### AIM
Rewrite each of the items below as a numbered list, leaving out any blank lines.

### INPUT DATA
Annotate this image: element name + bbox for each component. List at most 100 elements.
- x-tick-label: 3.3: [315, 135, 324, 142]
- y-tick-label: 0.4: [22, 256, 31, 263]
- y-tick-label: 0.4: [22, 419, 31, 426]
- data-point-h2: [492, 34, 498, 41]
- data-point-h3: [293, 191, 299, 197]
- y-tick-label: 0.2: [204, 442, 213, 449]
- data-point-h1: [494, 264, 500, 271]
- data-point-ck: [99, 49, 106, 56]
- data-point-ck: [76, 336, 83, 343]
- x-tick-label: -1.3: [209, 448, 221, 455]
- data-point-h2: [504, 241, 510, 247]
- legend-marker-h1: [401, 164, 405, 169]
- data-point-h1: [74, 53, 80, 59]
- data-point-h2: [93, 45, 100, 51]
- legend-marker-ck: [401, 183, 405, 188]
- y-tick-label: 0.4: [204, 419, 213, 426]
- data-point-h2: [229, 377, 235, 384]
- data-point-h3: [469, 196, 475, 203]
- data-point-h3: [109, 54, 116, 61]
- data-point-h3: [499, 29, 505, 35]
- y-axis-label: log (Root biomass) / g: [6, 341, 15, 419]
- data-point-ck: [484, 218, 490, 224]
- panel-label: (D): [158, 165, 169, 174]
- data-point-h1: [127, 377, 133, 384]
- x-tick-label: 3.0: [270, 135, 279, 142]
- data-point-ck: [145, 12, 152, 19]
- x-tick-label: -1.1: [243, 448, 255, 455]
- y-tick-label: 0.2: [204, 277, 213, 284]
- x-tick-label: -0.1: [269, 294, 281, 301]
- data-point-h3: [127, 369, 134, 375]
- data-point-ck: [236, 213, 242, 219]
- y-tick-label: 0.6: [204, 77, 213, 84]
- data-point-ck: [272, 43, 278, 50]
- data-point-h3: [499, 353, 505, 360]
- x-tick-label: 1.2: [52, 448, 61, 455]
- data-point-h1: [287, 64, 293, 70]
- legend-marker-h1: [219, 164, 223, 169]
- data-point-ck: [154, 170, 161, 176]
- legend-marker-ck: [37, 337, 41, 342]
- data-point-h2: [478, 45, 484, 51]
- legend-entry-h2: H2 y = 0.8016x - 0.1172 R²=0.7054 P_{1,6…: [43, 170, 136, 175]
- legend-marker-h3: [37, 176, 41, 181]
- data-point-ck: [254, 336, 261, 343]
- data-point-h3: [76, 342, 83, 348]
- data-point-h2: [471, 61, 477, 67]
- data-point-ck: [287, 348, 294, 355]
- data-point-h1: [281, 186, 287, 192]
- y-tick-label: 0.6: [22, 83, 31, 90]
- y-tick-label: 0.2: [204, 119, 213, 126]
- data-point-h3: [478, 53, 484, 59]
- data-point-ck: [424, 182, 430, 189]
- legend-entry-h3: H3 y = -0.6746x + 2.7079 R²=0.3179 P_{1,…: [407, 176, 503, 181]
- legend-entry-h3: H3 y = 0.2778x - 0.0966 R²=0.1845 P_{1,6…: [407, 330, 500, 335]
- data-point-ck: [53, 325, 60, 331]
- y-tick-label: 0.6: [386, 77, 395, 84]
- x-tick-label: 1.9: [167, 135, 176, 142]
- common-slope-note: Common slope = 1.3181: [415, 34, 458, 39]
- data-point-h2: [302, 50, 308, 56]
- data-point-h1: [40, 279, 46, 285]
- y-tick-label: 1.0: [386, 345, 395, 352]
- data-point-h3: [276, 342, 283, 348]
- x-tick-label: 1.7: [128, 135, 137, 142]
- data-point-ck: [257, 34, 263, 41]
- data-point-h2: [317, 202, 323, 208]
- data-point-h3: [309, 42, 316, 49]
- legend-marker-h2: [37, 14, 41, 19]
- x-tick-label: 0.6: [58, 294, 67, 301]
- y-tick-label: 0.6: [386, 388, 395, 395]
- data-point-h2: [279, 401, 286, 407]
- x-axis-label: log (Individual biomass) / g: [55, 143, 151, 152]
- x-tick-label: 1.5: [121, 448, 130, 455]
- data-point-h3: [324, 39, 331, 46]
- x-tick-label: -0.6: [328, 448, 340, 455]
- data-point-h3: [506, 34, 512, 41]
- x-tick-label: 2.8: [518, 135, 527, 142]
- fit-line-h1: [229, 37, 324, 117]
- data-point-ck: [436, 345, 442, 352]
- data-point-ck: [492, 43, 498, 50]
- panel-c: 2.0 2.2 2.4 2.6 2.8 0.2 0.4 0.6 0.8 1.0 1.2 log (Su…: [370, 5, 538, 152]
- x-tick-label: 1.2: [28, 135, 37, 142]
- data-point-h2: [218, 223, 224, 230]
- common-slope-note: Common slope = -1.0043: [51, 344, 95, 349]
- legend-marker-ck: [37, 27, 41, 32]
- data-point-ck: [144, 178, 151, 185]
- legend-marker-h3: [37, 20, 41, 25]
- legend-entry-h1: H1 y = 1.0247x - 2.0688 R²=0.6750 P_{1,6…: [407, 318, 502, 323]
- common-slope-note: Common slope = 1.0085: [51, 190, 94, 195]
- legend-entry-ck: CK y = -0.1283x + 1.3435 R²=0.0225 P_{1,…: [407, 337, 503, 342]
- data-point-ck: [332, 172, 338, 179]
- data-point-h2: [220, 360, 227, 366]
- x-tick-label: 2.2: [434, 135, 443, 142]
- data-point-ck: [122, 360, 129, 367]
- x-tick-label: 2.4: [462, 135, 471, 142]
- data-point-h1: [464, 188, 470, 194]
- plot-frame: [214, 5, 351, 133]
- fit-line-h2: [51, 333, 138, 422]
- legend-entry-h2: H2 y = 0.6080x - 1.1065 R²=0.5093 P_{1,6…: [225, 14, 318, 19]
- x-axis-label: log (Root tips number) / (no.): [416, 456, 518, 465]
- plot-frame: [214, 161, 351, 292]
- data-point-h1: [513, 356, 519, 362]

### FINISHED ANSWER
1. Annotate this image: element name + bbox for each component. List at most 100 elements.
2. - x-tick-label: 3.3: [315, 135, 324, 142]
3. - y-tick-label: 0.4: [22, 256, 31, 263]
4. - y-tick-label: 0.4: [22, 419, 31, 426]
5. - data-point-h2: [492, 34, 498, 41]
6. - data-point-h3: [293, 191, 299, 197]
7. - y-tick-label: 0.2: [204, 442, 213, 449]
8. - data-point-h1: [494, 264, 500, 271]
9. - data-point-ck: [99, 49, 106, 56]
10. - data-point-ck: [76, 336, 83, 343]
11. - x-tick-label: -1.3: [209, 448, 221, 455]
12. - data-point-h2: [504, 241, 510, 247]
13. - legend-marker-h1: [401, 164, 405, 169]
14. - data-point-h1: [74, 53, 80, 59]
15. - data-point-h2: [93, 45, 100, 51]
16. - legend-marker-ck: [401, 183, 405, 188]
17. - y-tick-label: 0.4: [204, 419, 213, 426]
18. - data-point-h2: [229, 377, 235, 384]
19. - data-point-h3: [469, 196, 475, 203]
20. - data-point-h3: [109, 54, 116, 61]
21. - data-point-h3: [499, 29, 505, 35]
22. - y-axis-label: log (Root biomass) / g: [6, 341, 15, 419]
23. - data-point-ck: [484, 218, 490, 224]
24. - panel-label: (D): [158, 165, 169, 174]
25. - data-point-h1: [127, 377, 133, 384]
26. - x-tick-label: 3.0: [270, 135, 279, 142]
27. - data-point-ck: [145, 12, 152, 19]
28. - x-tick-label: -1.1: [243, 448, 255, 455]
29. - y-tick-label: 0.2: [204, 277, 213, 284]
30. - x-tick-label: -0.1: [269, 294, 281, 301]
31. - data-point-h3: [127, 369, 134, 375]
32. - data-point-ck: [236, 213, 242, 219]
33. - y-tick-label: 0.6: [204, 77, 213, 84]
34. - data-point-ck: [272, 43, 278, 50]
35. - data-point-h3: [499, 353, 505, 360]
36. - x-tick-label: 1.2: [52, 448, 61, 455]
37. - data-point-h1: [287, 64, 293, 70]
38. - legend-marker-h1: [219, 164, 223, 169]
39. - data-point-ck: [154, 170, 161, 176]
40. - legend-marker-ck: [37, 337, 41, 342]
41. - data-point-h2: [478, 45, 484, 51]
42. - legend-entry-h2: H2 y = 0.8016x - 0.1172 R²=0.7054 P_{1,6…: [43, 170, 136, 175]
43. - legend-marker-h3: [37, 176, 41, 181]
44. - data-point-ck: [254, 336, 261, 343]
45. - data-point-h3: [76, 342, 83, 348]
46. - data-point-h2: [471, 61, 477, 67]
47. - data-point-ck: [287, 348, 294, 355]
48. - data-point-h1: [281, 186, 287, 192]
49. - y-tick-label: 0.6: [22, 83, 31, 90]
50. - y-tick-label: 0.2: [204, 119, 213, 126]
51. - data-point-h3: [478, 53, 484, 59]
52. - data-point-ck: [424, 182, 430, 189]
53. - legend-entry-h3: H3 y = -0.6746x + 2.7079 R²=0.3179 P_{1,…: [407, 176, 503, 181]
54. - legend-entry-h3: H3 y = 0.2778x - 0.0966 R²=0.1845 P_{1,6…: [407, 330, 500, 335]
55. - data-point-ck: [53, 325, 60, 331]
56. - y-tick-label: 0.6: [386, 77, 395, 84]
57. - x-tick-label: 1.9: [167, 135, 176, 142]
58. - common-slope-note: Common slope = 1.3181: [415, 34, 458, 39]
59. - data-point-h2: [302, 50, 308, 56]
60. - data-point-h1: [40, 279, 46, 285]
61. - y-tick-label: 1.0: [386, 345, 395, 352]
62. - data-point-h3: [276, 342, 283, 348]
63. - x-tick-label: 1.7: [128, 135, 137, 142]
64. - data-point-ck: [257, 34, 263, 41]
65. - data-point-h2: [317, 202, 323, 208]
66. - data-point-h3: [309, 42, 316, 49]
67. - legend-marker-h2: [37, 14, 41, 19]
68. - x-tick-label: 0.6: [58, 294, 67, 301]
69. - y-tick-label: 0.6: [386, 388, 395, 395]
70. - data-point-h2: [279, 401, 286, 407]
71. - x-axis-label: log (Individual biomass) / g: [55, 143, 151, 152]
72. - x-tick-label: 1.5: [121, 448, 130, 455]
73. - data-point-h3: [324, 39, 331, 46]
74. - x-tick-label: -0.6: [328, 448, 340, 455]
75. - data-point-h3: [506, 34, 512, 41]
76. - x-tick-label: 2.8: [518, 135, 527, 142]
77. - fit-line-h1: [229, 37, 324, 117]
78. - data-point-ck: [436, 345, 442, 352]
79. - data-point-ck: [492, 43, 498, 50]
80. - panel-c: 2.0 2.2 2.4 2.6 2.8 0.2 0.4 0.6 0.8 1.0 1.2 log (Su…: [370, 5, 538, 152]
81. - x-tick-label: 1.2: [28, 135, 37, 142]
82. - data-point-h2: [218, 223, 224, 230]
83. - common-slope-note: Common slope = -1.0043: [51, 344, 95, 349]
84. - legend-marker-ck: [37, 27, 41, 32]
85. - data-point-ck: [144, 178, 151, 185]
86. - legend-marker-h3: [37, 20, 41, 25]
87. - legend-entry-h1: H1 y = 1.0247x - 2.0688 R²=0.6750 P_{1,6…: [407, 318, 502, 323]
88. - common-slope-note: Common slope = 1.0085: [51, 190, 94, 195]
89. - legend-entry-ck: CK y = -0.1283x + 1.3435 R²=0.0225 P_{1,…: [407, 337, 503, 342]
90. - data-point-ck: [332, 172, 338, 179]
91. - data-point-h2: [220, 360, 227, 366]
92. - x-tick-label: 2.2: [434, 135, 443, 142]
93. - data-point-ck: [122, 360, 129, 367]
94. - x-tick-label: 2.4: [462, 135, 471, 142]
95. - data-point-h1: [464, 188, 470, 194]
96. - plot-frame: [214, 5, 351, 133]
97. - fit-line-h2: [51, 333, 138, 422]
98. - legend-entry-h2: H2 y = 0.6080x - 1.1065 R²=0.5093 P_{1,6…: [225, 14, 318, 19]
99. - x-axis-label: log (Root tips number) / (no.): [416, 456, 518, 465]
100. - plot-frame: [214, 161, 351, 292]
101. - data-point-h1: [513, 356, 519, 362]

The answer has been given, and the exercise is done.